GOAL = Transcribe every entry word for word, but skip the images.

TASK INPUT =
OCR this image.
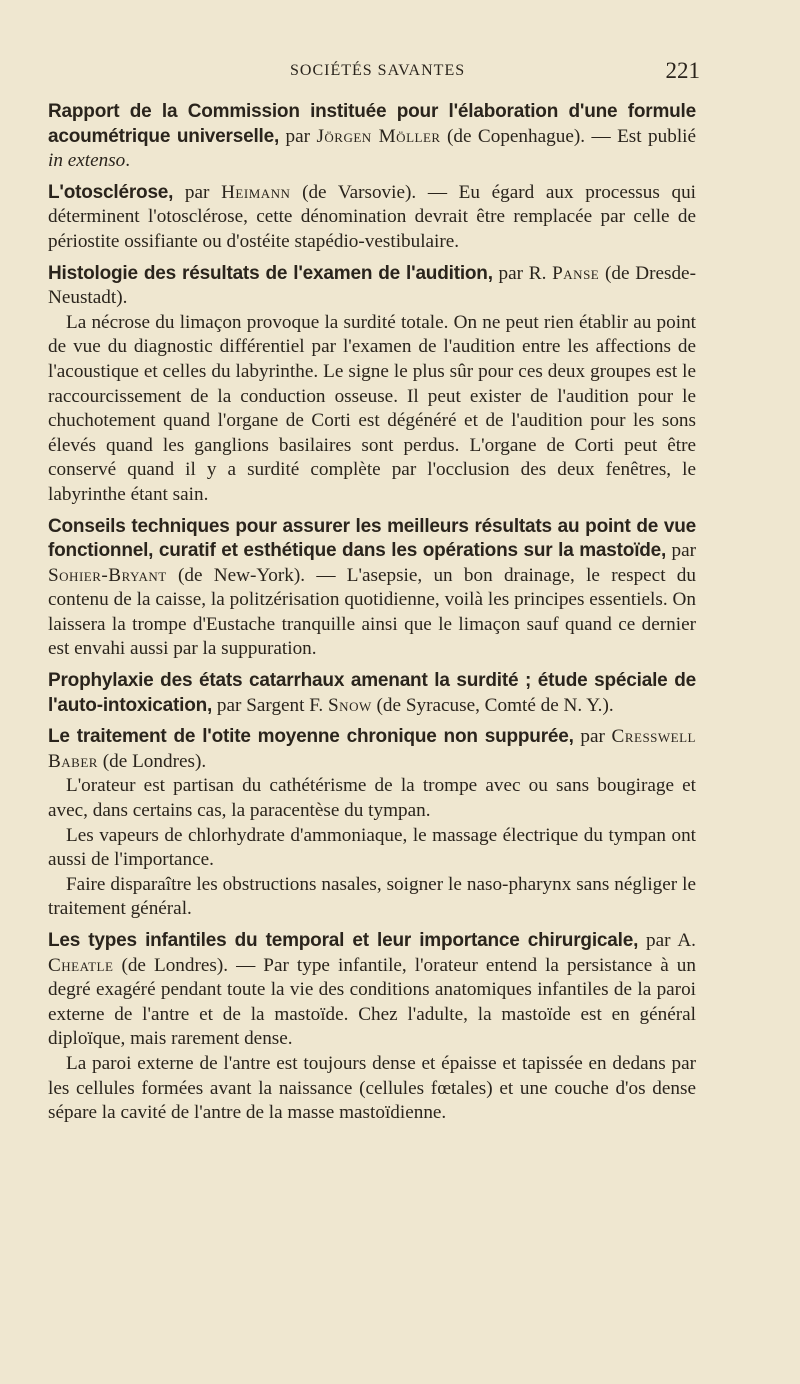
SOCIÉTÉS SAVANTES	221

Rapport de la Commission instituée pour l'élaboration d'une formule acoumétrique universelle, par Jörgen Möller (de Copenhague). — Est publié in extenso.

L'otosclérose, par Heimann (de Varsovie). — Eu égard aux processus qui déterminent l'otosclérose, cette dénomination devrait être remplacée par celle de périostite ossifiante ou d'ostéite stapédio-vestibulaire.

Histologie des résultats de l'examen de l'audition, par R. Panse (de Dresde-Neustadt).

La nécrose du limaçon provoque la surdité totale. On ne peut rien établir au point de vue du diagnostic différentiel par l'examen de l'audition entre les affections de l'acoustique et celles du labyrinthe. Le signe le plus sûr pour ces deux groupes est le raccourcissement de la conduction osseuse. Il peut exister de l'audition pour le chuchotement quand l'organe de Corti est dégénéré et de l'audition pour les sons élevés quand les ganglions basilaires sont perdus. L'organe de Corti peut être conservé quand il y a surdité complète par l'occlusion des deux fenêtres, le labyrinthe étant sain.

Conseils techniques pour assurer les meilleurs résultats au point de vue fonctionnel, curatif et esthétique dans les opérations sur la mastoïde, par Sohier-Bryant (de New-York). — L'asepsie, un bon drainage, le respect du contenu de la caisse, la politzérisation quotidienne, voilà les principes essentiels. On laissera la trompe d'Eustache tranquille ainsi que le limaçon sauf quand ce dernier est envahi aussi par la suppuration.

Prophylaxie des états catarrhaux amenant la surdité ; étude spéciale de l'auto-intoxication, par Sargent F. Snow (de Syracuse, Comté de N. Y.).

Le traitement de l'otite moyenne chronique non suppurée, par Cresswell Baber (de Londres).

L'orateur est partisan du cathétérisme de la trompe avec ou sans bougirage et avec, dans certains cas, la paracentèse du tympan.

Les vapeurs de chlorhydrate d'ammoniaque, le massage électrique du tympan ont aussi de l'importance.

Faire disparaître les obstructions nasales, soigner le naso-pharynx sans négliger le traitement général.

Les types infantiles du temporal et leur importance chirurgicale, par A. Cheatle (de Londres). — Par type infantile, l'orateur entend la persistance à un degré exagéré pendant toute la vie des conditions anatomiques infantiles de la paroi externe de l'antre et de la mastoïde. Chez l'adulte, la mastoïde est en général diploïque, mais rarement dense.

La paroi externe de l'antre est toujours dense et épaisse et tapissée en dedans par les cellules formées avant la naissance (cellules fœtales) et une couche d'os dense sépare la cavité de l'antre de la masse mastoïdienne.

RESPONSE TO THE TASK =
OCR this image.
SOCIÉTÉS SAVANTES	221

Rapport de la Commission instituée pour l'élaboration d'une formule acoumétrique universelle, par Jörgen Möller (de Copenhague). — Est publié in extenso.

L'otosclérose, par Heimann (de Varsovie). — Eu égard aux processus qui déterminent l'otosclérose, cette dénomination devrait être remplacée par celle de périostite ossifiante ou d'ostéite stapédio-vestibulaire.

Histologie des résultats de l'examen de l'audition, par R. Panse (de Dresde-Neustadt).

La nécrose du limaçon provoque la surdité totale. On ne peut rien établir au point de vue du diagnostic différentiel par l'examen de l'audition entre les affections de l'acoustique et celles du labyrinthe. Le signe le plus sûr pour ces deux groupes est le raccourcissement de la conduction osseuse. Il peut exister de l'audition pour le chuchotement quand l'organe de Corti est dégénéré et de l'audition pour les sons élevés quand les ganglions basilaires sont perdus. L'organe de Corti peut être conservé quand il y a surdité complète par l'occlusion des deux fenêtres, le labyrinthe étant sain.

Conseils techniques pour assurer les meilleurs résultats au point de vue fonctionnel, curatif et esthétique dans les opérations sur la mastoïde, par Sohier-Bryant (de New-York). — L'asepsie, un bon drainage, le respect du contenu de la caisse, la politzérisation quotidienne, voilà les principes essentiels. On laissera la trompe d'Eustache tranquille ainsi que le limaçon sauf quand ce dernier est envahi aussi par la suppuration.

Prophylaxie des états catarrhaux amenant la surdité ; étude spéciale de l'auto-intoxication, par Sargent F. Snow (de Syracuse, Comté de N. Y.).

Le traitement de l'otite moyenne chronique non suppurée, par Cresswell Baber (de Londres).

L'orateur est partisan du cathétérisme de la trompe avec ou sans bougirage et avec, dans certains cas, la paracentèse du tympan.

Les vapeurs de chlorhydrate d'ammoniaque, le massage électrique du tympan ont aussi de l'importance.

Faire disparaître les obstructions nasales, soigner le naso-pharynx sans négliger le traitement général.

Les types infantiles du temporal et leur importance chirurgicale, par A. Cheatle (de Londres). — Par type infantile, l'orateur entend la persistance à un degré exagéré pendant toute la vie des conditions anatomiques infantiles de la paroi externe de l'antre et de la mastoïde. Chez l'adulte, la mastoïde est en général diploïque, mais rarement dense.

La paroi externe de l'antre est toujours dense et épaisse et tapissée en dedans par les cellules formées avant la naissance (cellules fœtales) et une couche d'os dense sépare la cavité de l'antre de la masse mastoïdienne.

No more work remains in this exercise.